## begin

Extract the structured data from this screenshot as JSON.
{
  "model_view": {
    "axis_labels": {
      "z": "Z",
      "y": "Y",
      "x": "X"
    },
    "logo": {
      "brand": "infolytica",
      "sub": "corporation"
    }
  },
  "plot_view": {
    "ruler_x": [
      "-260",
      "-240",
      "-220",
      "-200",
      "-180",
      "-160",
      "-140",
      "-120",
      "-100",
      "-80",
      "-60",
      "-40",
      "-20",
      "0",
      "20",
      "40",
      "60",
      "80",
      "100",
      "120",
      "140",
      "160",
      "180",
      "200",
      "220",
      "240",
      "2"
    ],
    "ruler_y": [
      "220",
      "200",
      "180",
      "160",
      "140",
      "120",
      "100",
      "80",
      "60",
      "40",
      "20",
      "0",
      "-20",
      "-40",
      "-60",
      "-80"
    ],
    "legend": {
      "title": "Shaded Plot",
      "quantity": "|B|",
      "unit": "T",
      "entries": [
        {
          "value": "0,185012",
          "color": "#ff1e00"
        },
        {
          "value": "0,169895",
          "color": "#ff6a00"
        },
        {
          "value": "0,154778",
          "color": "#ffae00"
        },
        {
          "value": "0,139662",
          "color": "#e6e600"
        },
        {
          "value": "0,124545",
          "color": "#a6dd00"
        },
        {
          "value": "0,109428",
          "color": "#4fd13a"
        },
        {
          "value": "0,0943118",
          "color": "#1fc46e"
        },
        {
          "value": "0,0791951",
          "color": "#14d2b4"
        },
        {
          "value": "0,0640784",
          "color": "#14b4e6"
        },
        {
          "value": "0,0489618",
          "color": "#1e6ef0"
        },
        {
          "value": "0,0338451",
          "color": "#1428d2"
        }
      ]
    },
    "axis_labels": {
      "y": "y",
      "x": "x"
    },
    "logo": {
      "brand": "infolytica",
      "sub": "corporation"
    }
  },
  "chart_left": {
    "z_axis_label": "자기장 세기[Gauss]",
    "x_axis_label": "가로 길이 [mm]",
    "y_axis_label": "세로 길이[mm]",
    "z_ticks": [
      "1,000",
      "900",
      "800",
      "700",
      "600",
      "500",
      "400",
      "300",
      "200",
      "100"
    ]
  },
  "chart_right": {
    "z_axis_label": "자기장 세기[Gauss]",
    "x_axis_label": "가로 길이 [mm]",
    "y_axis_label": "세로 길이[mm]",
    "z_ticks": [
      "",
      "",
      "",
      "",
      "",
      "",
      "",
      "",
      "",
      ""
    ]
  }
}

## end

(The task):
Make an exact copy of the material above.

(The response):
Extract the structured data from this screenshot as JSON.
{
  "model_view": {
    "axis_labels": {
      "z": "Z",
      "y": "Y",
      "x": "X"
    },
    "logo": {
      "brand": "infolytica",
      "sub": "corporation"
    }
  },
  "plot_view": {
    "ruler_x": [
      "-260",
      "-240",
      "-220",
      "-200",
      "-180",
      "-160",
      "-140",
      "-120",
      "-100",
      "-80",
      "-60",
      "-40",
      "-20",
      "0",
      "20",
      "40",
      "60",
      "80",
      "100",
      "120",
      "140",
      "160",
      "180",
      "200",
      "220",
      "240",
      "2"
    ],
    "ruler_y": [
      "220",
      "200",
      "180",
      "160",
      "140",
      "120",
      "100",
      "80",
      "60",
      "40",
      "20",
      "0",
      "-20",
      "-40",
      "-60",
      "-80"
    ],
    "legend": {
      "title": "Shaded Plot",
      "quantity": "|B|",
      "unit": "T",
      "entries": [
        {
          "value": "0,185012",
          "color": "#ff1e00"
        },
        {
          "value": "0,169895",
          "color": "#ff6a00"
        },
        {
          "value": "0,154778",
          "color": "#ffae00"
        },
        {
          "value": "0,139662",
          "color": "#e6e600"
        },
        {
          "value": "0,124545",
          "color": "#a6dd00"
        },
        {
          "value": "0,109428",
          "color": "#4fd13a"
        },
        {
          "value": "0,0943118",
          "color": "#1fc46e"
        },
        {
          "value": "0,0791951",
          "color": "#14d2b4"
        },
        {
          "value": "0,0640784",
          "color": "#14b4e6"
        },
        {
          "value": "0,0489618",
          "color": "#1e6ef0"
        },
        {
          "value": "0,0338451",
          "color": "#1428d2"
        }
      ]
    },
    "axis_labels": {
      "y": "y",
      "x": "x"
    },
    "logo": {
      "brand": "infolytica",
      "sub": "corporation"
    }
  },
  "chart_left": {
    "z_axis_label": "자기장 세기[Gauss]",
    "x_axis_label": "가로 길이 [mm]",
    "y_axis_label": "세로 길이[mm]",
    "z_ticks": [
      "1,000",
      "900",
      "800",
      "700",
      "600",
      "500",
      "400",
      "300",
      "200",
      "100"
    ]
  },
  "chart_right": {
    "z_axis_label": "자기장 세기[Gauss]",
    "x_axis_label": "가로 길이 [mm]",
    "y_axis_label": "세로 길이[mm]",
    "z_ticks": [
      "",
      "",
      "",
      "",
      "",
      "",
      "",
      "",
      "",
      ""
    ]
  }
}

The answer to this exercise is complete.